(begin)

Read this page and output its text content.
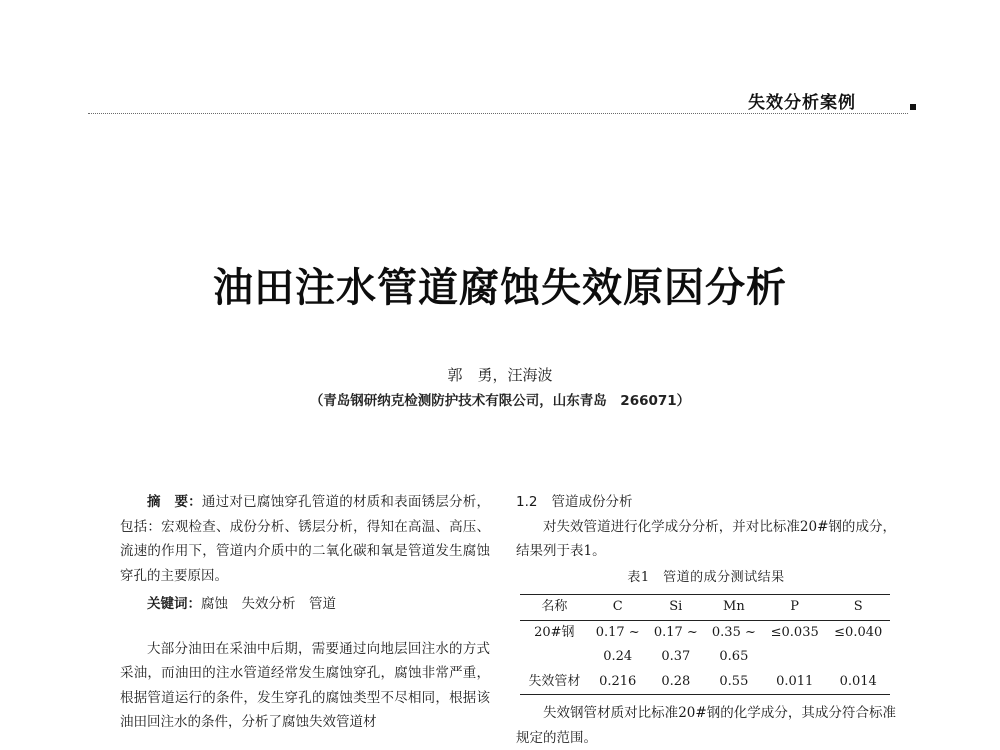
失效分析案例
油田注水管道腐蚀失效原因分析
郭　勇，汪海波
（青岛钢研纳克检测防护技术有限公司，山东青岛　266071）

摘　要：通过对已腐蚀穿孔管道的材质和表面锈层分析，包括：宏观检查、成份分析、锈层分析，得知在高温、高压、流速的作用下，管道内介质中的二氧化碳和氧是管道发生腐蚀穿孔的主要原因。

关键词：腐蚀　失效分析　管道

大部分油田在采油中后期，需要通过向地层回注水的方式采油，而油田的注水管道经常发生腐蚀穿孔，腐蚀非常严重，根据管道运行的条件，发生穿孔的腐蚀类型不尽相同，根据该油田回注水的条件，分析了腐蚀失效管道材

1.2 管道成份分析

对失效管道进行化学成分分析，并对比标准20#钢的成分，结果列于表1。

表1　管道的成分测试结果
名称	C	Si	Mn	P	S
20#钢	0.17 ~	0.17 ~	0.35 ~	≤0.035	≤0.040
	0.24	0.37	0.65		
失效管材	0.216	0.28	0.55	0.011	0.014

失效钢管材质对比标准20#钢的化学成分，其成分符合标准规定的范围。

(end)
(begin)

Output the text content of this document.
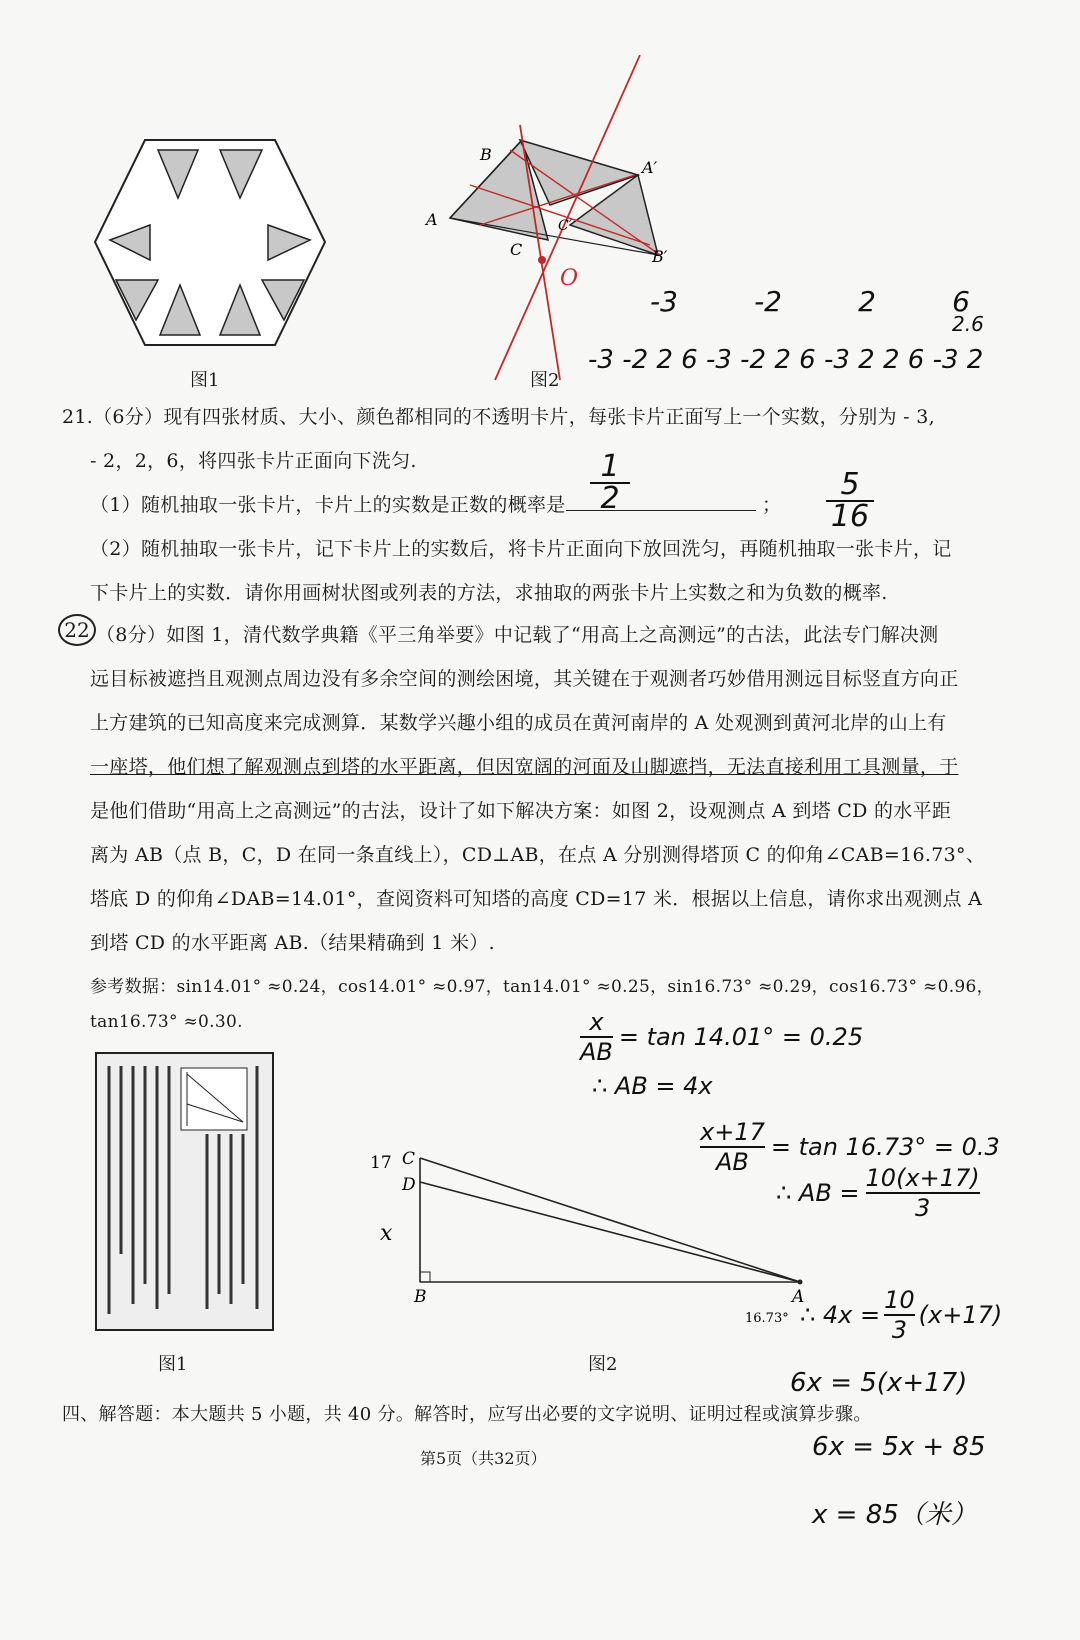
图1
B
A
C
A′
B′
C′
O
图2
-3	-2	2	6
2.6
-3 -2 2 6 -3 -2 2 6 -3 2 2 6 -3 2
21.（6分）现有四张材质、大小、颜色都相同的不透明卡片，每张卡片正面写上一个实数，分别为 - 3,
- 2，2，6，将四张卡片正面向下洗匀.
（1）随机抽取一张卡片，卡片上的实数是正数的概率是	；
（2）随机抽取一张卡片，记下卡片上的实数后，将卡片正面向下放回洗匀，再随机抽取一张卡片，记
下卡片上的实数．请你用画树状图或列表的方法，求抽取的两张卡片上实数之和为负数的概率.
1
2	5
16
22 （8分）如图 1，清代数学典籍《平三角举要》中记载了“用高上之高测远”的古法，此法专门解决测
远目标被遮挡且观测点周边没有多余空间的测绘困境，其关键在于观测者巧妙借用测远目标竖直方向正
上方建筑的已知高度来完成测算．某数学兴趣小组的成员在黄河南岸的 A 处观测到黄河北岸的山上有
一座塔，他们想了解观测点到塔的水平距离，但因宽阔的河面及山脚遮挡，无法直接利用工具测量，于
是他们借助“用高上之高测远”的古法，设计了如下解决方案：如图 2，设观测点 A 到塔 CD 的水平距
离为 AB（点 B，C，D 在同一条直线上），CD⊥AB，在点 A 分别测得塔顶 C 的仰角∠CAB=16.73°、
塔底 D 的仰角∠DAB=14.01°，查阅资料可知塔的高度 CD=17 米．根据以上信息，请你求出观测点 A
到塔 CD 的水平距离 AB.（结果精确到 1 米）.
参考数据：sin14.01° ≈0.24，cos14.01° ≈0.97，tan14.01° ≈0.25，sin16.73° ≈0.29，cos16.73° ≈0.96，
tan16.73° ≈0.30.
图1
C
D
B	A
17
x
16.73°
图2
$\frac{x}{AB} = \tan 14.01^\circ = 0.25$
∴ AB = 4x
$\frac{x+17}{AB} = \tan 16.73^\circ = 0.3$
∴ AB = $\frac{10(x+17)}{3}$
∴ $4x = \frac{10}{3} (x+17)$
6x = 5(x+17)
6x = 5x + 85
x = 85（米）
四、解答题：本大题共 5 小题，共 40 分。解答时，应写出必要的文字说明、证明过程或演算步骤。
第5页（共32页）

(end)

**What this task involves**
Out of the records, collect only those lines that contain the string "text".

**Written response**
Read this page and output its text content.
Output the text content of this document.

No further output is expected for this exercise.